Pull each line holding the word "таблицу" from the data.

"""

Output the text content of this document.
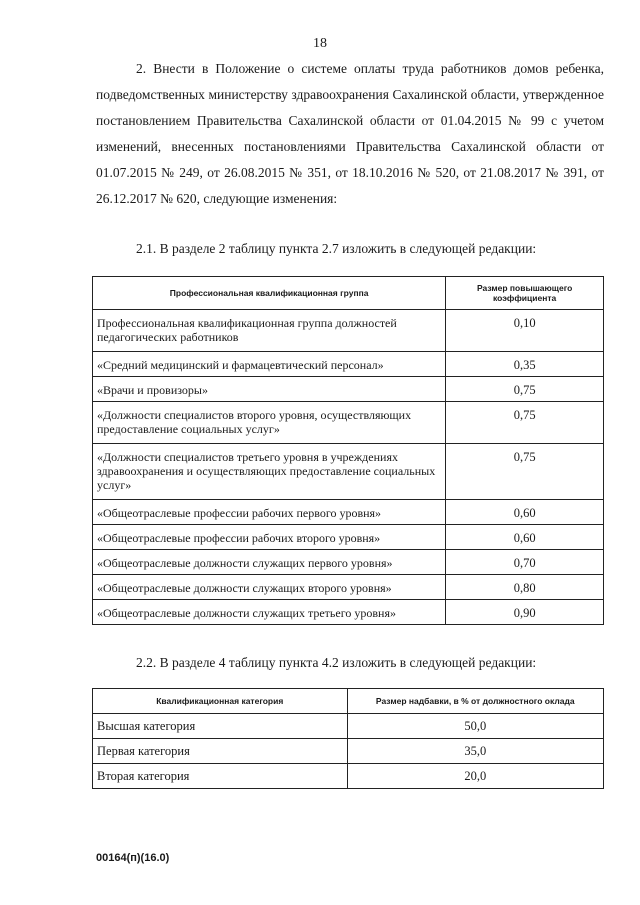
18
2. Внести в Положение о системе оплаты труда работников домов ребенка, подведомственных министерству здравоохранения Сахалинской области, утвержденное постановлением Правительства Сахалинской области от 01.04.2015 № 99 с учетом изменений, внесенных постановлениями Правительства Сахалинской области от 01.07.2015 № 249, от 26.08.2015 № 351, от 18.10.2016 № 520, от 21.08.2017 № 391, от 26.12.2017 № 620, следующие изменения:
2.1. В разделе 2 таблицу пункта 2.7 изложить в следующей редакции:
Профессиональная квалификационная группа	Размер повышающего коэффициента
Профессиональная квалификационная группа должностей педагогических работников	0,10
«Средний медицинский и фармацевтический персонал»	0,35
«Врачи и провизоры»	0,75
«Должности специалистов второго уровня, осуществляющих предоставление социальных услуг»	0,75
«Должности специалистов третьего уровня в учреждениях здравоохранения и осуществляющих предоставление социальных услуг»	0,75
«Общеотраслевые профессии рабочих первого уровня»	0,60
«Общеотраслевые профессии рабочих второго уровня»	0,60
«Общеотраслевые должности служащих первого уровня»	0,70
«Общеотраслевые должности служащих второго уровня»	0,80
«Общеотраслевые должности служащих третьего уровня»	0,90
2.2. В разделе 4 таблицу пункта 4.2 изложить в следующей редакции:
Квалификационная категория	Размер надбавки, в % от должностного оклада
Высшая категория	50,0
Первая категория	35,0
Вторая категория	20,0
00164(п)(16.0)
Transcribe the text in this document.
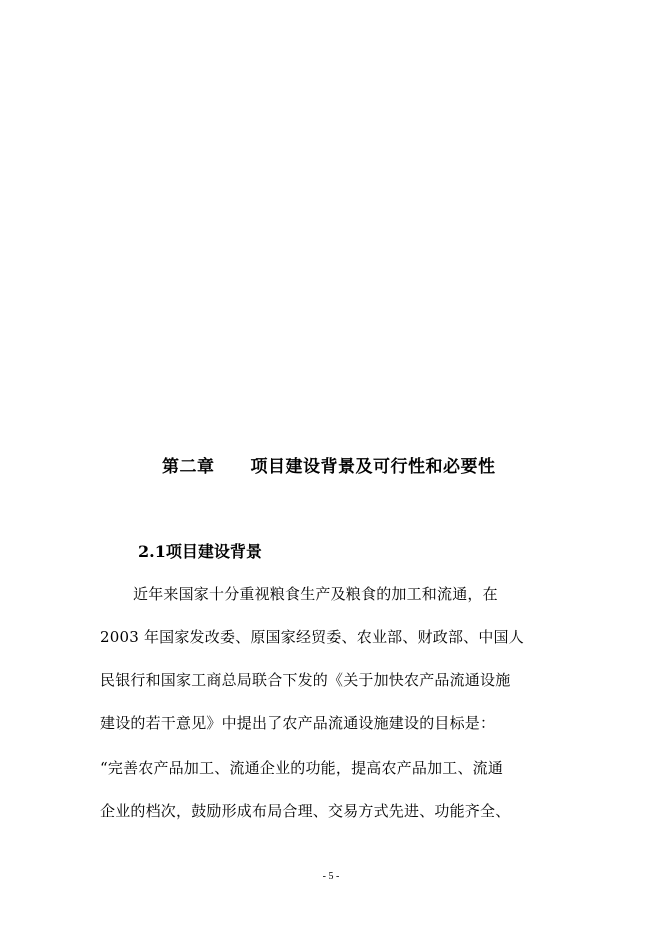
第二章 项目建设背景及可行性和必要性
2.1项目建设背景
近年来国家十分重视粮食生产及粮食的加工和流通，在
2003 年国家发改委、原国家经贸委、农业部、财政部、中国人
民银行和国家工商总局联合下发的《关于加快农产品流通设施
建设的若干意见》中提出了农产品流通设施建设的目标是：
“完善农产品加工、流通企业的功能，提高农产品加工、流通
企业的档次，鼓励形成布局合理、交易方式先进、功能齐全、
- 5 -
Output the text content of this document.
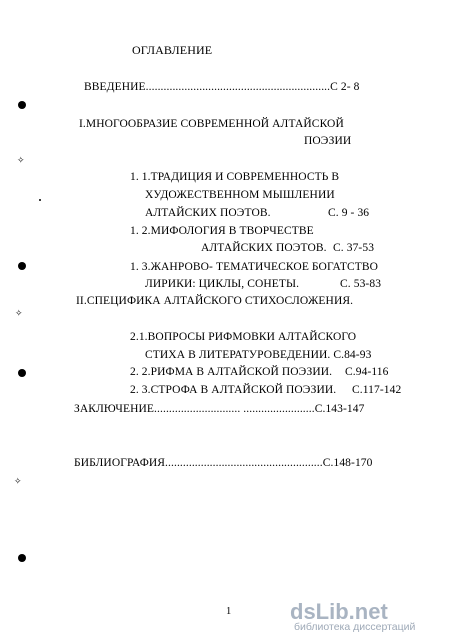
ОГЛАВЛЕНИЕ
ВВЕДЕНИЕ..............................................................С 2- 8
I.МНОГООБРАЗИЕ СОВРЕМЕННОЙ АЛТАЙСКОЙ
ПОЭЗИИ
1. 1.ТРАДИЦИЯ И СОВРЕМЕННОСТЬ В
ХУДОЖЕСТВЕННОМ МЫШЛЕНИИ
АЛТАЙСКИХ ПОЭТОВ.	С. 9 - 36
1. 2.МИФОЛОГИЯ В ТВОРЧЕСТВЕ
АЛТАЙСКИХ ПОЭТОВ. С. 37-53
1. 3.ЖАНРОВО- ТЕМАТИЧЕСКОЕ БОГАТСТВО
ЛИРИКИ: ЦИКЛЫ, СОНЕТЫ.	С. 53-83
II.СПЕЦИФИКА АЛТАЙСКОГО СТИХОСЛОЖЕНИЯ.
2.1.ВОПРОСЫ РИФМОВКИ АЛТАЙСКОГО
СТИХА В ЛИТЕРАТУРОВЕДЕНИИ. С.84-93
2. 2.РИФМА В АЛТАЙСКОЙ ПОЭЗИИ. С.94-116
2. 3.СТРОФА В АЛТАЙСКОЙ ПОЭЗИИ. С.117-142
ЗАКЛЮЧЕНИЕ............................. ........................С.143-147
БИБЛИОГРАФИЯ.....................................................С.148-170
1
✧
✧
✧
dsLib.net
библиотека диссертаций
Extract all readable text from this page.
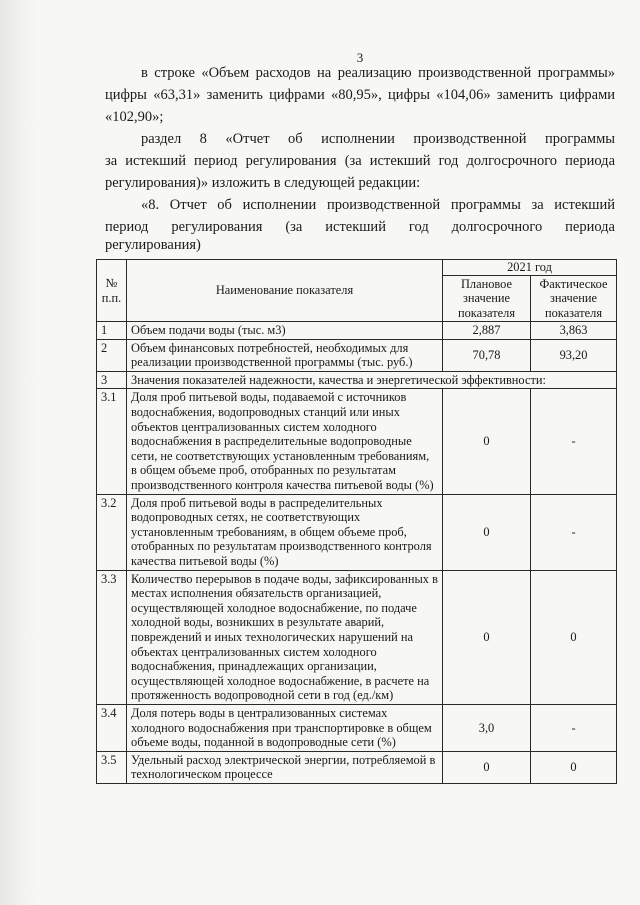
3
в строке «Объем расходов на реализацию производственной программы»
цифры «63,31» заменить цифрами «80,95», цифры «104,06» заменить цифрами
«102,90»;
раздел 8 «Отчет об исполнении производственной программы
за истекший период регулирования (за истекший год долгосрочного периода
регулирования)» изложить в следующей редакции:
«8. Отчет об исполнении производственной программы за истекший
период регулирования (за истекший год долгосрочного периода
регулирования)
№ п.п.	Наименование показателя	2021 год	
		Плановое значение показателя	Фактическое значение показателя
1	Объем подачи воды (тыс. м3)	2,887	3,863
2	Объем финансовых потребностей, необходимых для реализации производственной программы (тыс. руб.)	70,78	93,20
3	Значения показателей надежности, качества и энергетической эффективности:		
3.1	Доля проб питьевой воды, подаваемой с источников водоснабжения, водопроводных станций или иных объектов централизованных систем холодного водоснабжения в распределительные водопроводные сети, не соответствующих установленным требованиям, в общем объеме проб, отобранных по результатам производственного контроля качества питьевой воды (%)	0	-
3.2	Доля проб питьевой воды в распределительных водопроводных сетях, не соответствующих установленным требованиям, в общем объеме проб, отобранных по результатам производственного контроля качества питьевой воды (%)	0	-
3.3	Количество перерывов в подаче воды, зафиксированных в местах исполнения обязательств организацией, осуществляющей холодное водоснабжение, по подаче холодной воды, возникших в результате аварий, повреждений и иных технологических нарушений на объектах централизованных систем холодного водоснабжения, принадлежащих организации, осуществляющей холодное водоснабжение, в расчете на протяженность водопроводной сети в год (ед./км)	0	0
3.4	Доля потерь воды в централизованных системах холодного водоснабжения при транспортировке в общем объеме воды, поданной в водопроводные сети (%)	3,0	-
3.5	Удельный расход электрической энергии, потребляемой в технологическом процессе	0	0
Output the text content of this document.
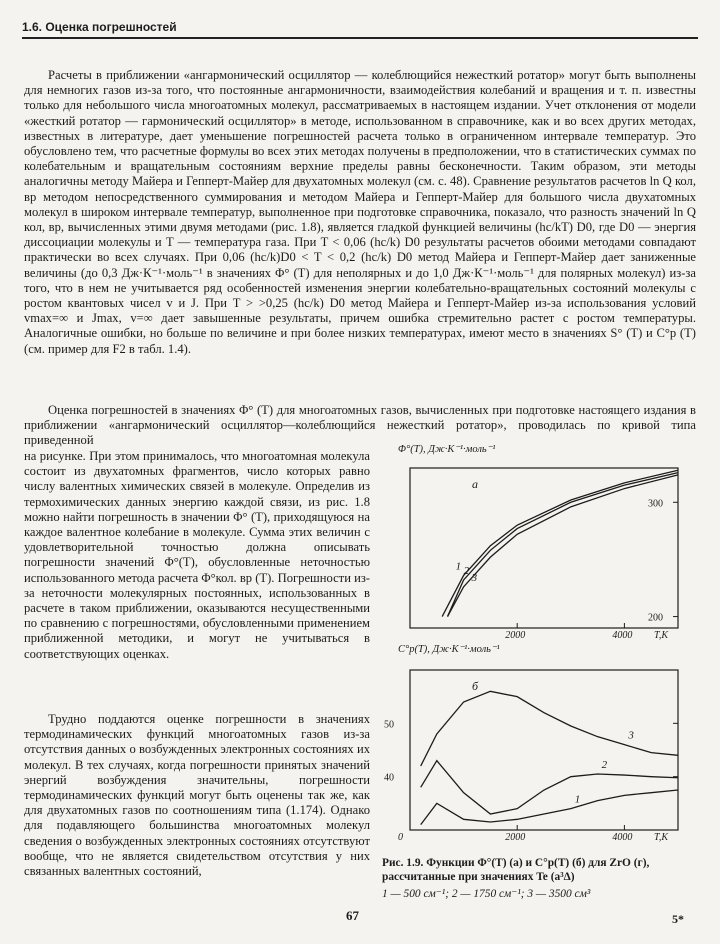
1.6. Оценка погрешностей

Расчеты в приближении «ангармонический осциллятор — колеблющийся нежесткий ротатор» могут быть выполнены для немногих газов из-за того, что постоянные ангармоничности, взаимодействия колебаний и вращения и т. п. известны только для небольшого числа многоатомных молекул, рассматриваемых в настоящем издании. Учет отклонения от модели «жесткий ротатор — гармонический осциллятор» в методе, использованном в справочнике, как и во всех других методах, известных в литературе, дает уменьшение погрешностей расчета только в ограниченном интервале температур. Это обусловлено тем, что расчетные формулы во всех этих методах получены в предположении, что в статистических суммах по колебательным и вращательным состояниям верхние пределы равны бесконечности. Таким образом, эти методы аналогичны методу Майера и Гепперт-Майер для двухатомных молекул (см. с. 48). Сравнение результатов расчетов ln Q кол, вр методом непосредственного суммирования и методом Майера и Гепперт-Майер для большого числа двухатомных молекул в широком интервале температур, выполненное при подготовке справочника, показало, что разность значений ln Q кол, вр, вычисленных этими двумя методами (рис. 1.8), является гладкой функцией величины (hc/kT) D0, где D0 — энергия диссоциации молекулы и T — температура газа. При T < 0,06 (hc/k) D0 результаты расчетов обоими методами совпадают практически во всех случаях. При 0,06 (hc/k)D0 < T < 0,2 (hc/k) D0 метод Майера и Гепперт-Майер дает заниженные величины (до 0,3 Дж·К⁻¹·моль⁻¹ в значениях Φ° (T) для неполярных и до 1,0 Дж·К⁻¹·моль⁻¹ для полярных молекул) из-за того, что в нем не учитывается ряд особенностей изменения энергии колебательно-вращательных состояний молекулы с ростом квантовых чисел v и J. При T > >0,25 (hc/k) D0 метод Майера и Гепперт-Майер из-за использования условий vmax=∞ и Jmax, v=∞ дает завышенные результаты, причем ошибка стремительно растет с ростом температуры. Аналогичные ошибки, но больше по величине и при более низких температурах, имеют место в значениях S° (T) и C°p (T) (см. пример для F2 в табл. 1.4).

Оценка погрешностей в значениях Φ° (T) для многоатомных газов, вычисленных при подготовке настоящего издания в приближении «ангармонический осциллятор—колеблющийся нежесткий ротатор», проводилась по кривой типа приведенной

на рисунке. При этом принималось, что многоатомная молекула состоит из двухатомных фрагментов, число которых равно числу валентных химических связей в молекуле. Определив из термохимических данных энергию каждой связи, из рис. 1.8 можно найти погрешность в значении Φ° (T), приходящуюся на каждое валентное колебание в молекуле. Сумма этих величин с удовлетворительной точностью должна описывать погрешности значений Φ°(T), обусловленные неточностью использованного метода расчета Φ°кол. вр (T). Погрешности из-за неточности молекулярных постоянных, использованных в расчете в таком приближении, оказываются несущественными по сравнению с погрешностями, обусловленными применением приближенной методики, и могут не учитываться в соответствующих оценках.

Трудно поддаются оценке погрешности в значениях термодинамических функций многоатомных газов из-за отсутствия данных о возбужденных электронных состояниях их молекул. В тех случаях, когда погрешности принятых значений энергий возбуждения значительны, погрешности термодинамических функций могут быть оценены так же, как для двухатомных газов по соотношениям типа (1.174). Однако для подавляющего большинства многоатомных молекул сведения о возбужденных электронных состояниях отсутствуют вообще, что не является свидетельством отсутствия у них связанных валентных состояний,

Φ°(T), Дж·К⁻¹·моль⁻¹
T,K
2000	4000
200
300
a
1 2
3
C°p(T), Дж·К⁻¹·моль⁻¹
T,K
0	2000	4000
40
50
б
1
2
3
Рис. 1.9. Функции Φ°(T) (a) и C°p(T) (б) для ZrO (г), рассчитанные при значениях Te (a³Δ)
1 — 500 см⁻¹; 2 — 1750 см⁻¹; 3 — 3500 см³
67	5*
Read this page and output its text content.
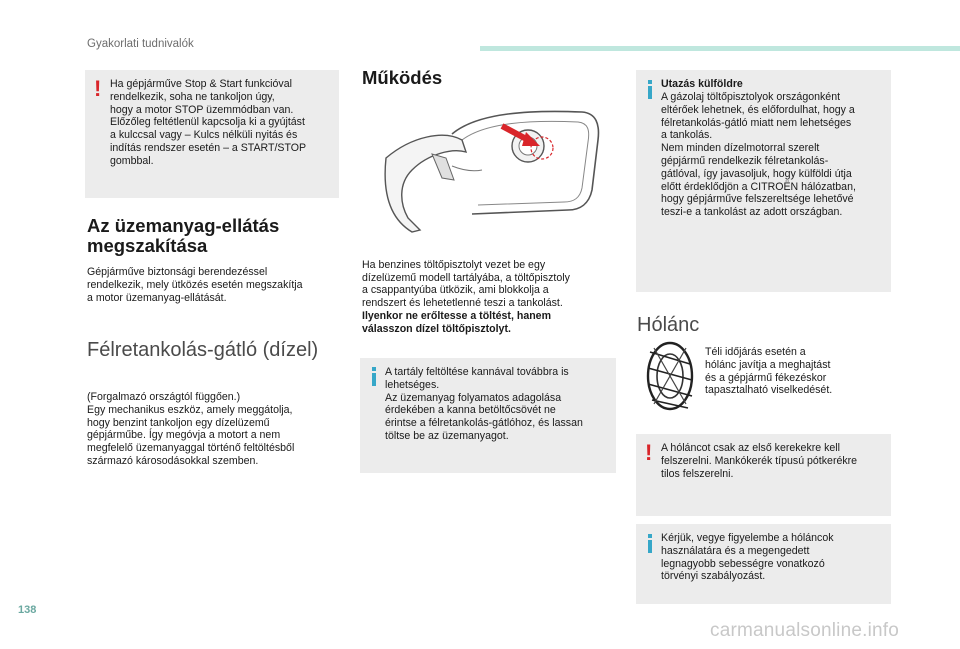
Gyakorlati tudnivalók
! Ha gépjárműve Stop & Start funkcióval
rendelkezik, soha ne tankoljon úgy,
hogy a motor STOP üzemmódban van.
Előzőleg feltétlenül kapcsolja ki a gyújtást
a kulccsal vagy – Kulcs nélküli nyitás és
indítás rendszer esetén – a START/STOP
gombbal.
Az üzemanyag-ellátás
megszakítása
Gépjárműve biztonsági berendezéssel
rendelkezik, mely ütközés esetén megszakítja
a motor üzemanyag-ellátását.
Félretankolás-gátló (dízel)
(Forgalmazó országtól függően.)
Egy mechanikus eszköz, amely meggátolja,
hogy benzint tankoljon egy dízelüzemű
gépjárműbe. Így megóvja a motort a nem
megfelelő üzemanyaggal történő feltöltésből
származó károsodásokkal szemben.
Működés

Ha benzines töltőpisztolyt vezet be egy
dízelüzemű modell tartályába, a töltőpisztoly
a csappantyúba ütközik, ami blokkolja a
rendszert és lehetetlenné teszi a tankolást.

Ilyenkor ne erőltesse a töltést, hanem
válasszon dízel töltőpisztolyt.

A tartály feltöltése kannával továbbra is
lehetséges.
Az üzemanyag folyamatos adagolása
érdekében a kanna betöltőcsövét ne
érintse a félretankolás-gátlóhoz, és lassan
töltse be az üzemanyagot.
Utazás külföldre
A gázolaj töltőpisztolyok országonként
eltérőek lehetnek, és előfordulhat, hogy a
félretankolás-gátló miatt nem lehetséges
a tankolás.
Nem minden dízelmotorral szerelt
gépjármű rendelkezik félretankolás-
gátlóval, így javasoljuk, hogy külföldi útja
előtt érdeklődjön a CITROËN hálózatban,
hogy gépjárműve felszereltsége lehetővé
teszi-e a tankolást az adott országban.
Hólánc
Téli időjárás esetén a
hólánc javítja a meghajtást
és a gépjármű fékezéskor
tapasztalható viselkedését.
! A hóláncot csak az első kerekekre kell
felszerelni. Mankókerék típusú pótkerékre
tilos felszerelni.
Kérjük, vegye figyelembe a hóláncok
használatára és a megengedett
legnagyobb sebességre vonatkozó
törvényi szabályozást.
138
carmanualsonline.info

"""

_Exercise result:_
2.1. В разделе 2 таблицу пункта 2.7 изложить в следующей редакции:
2.2. В разделе 4 таблицу пункта 4.2 изложить в следующей редакции:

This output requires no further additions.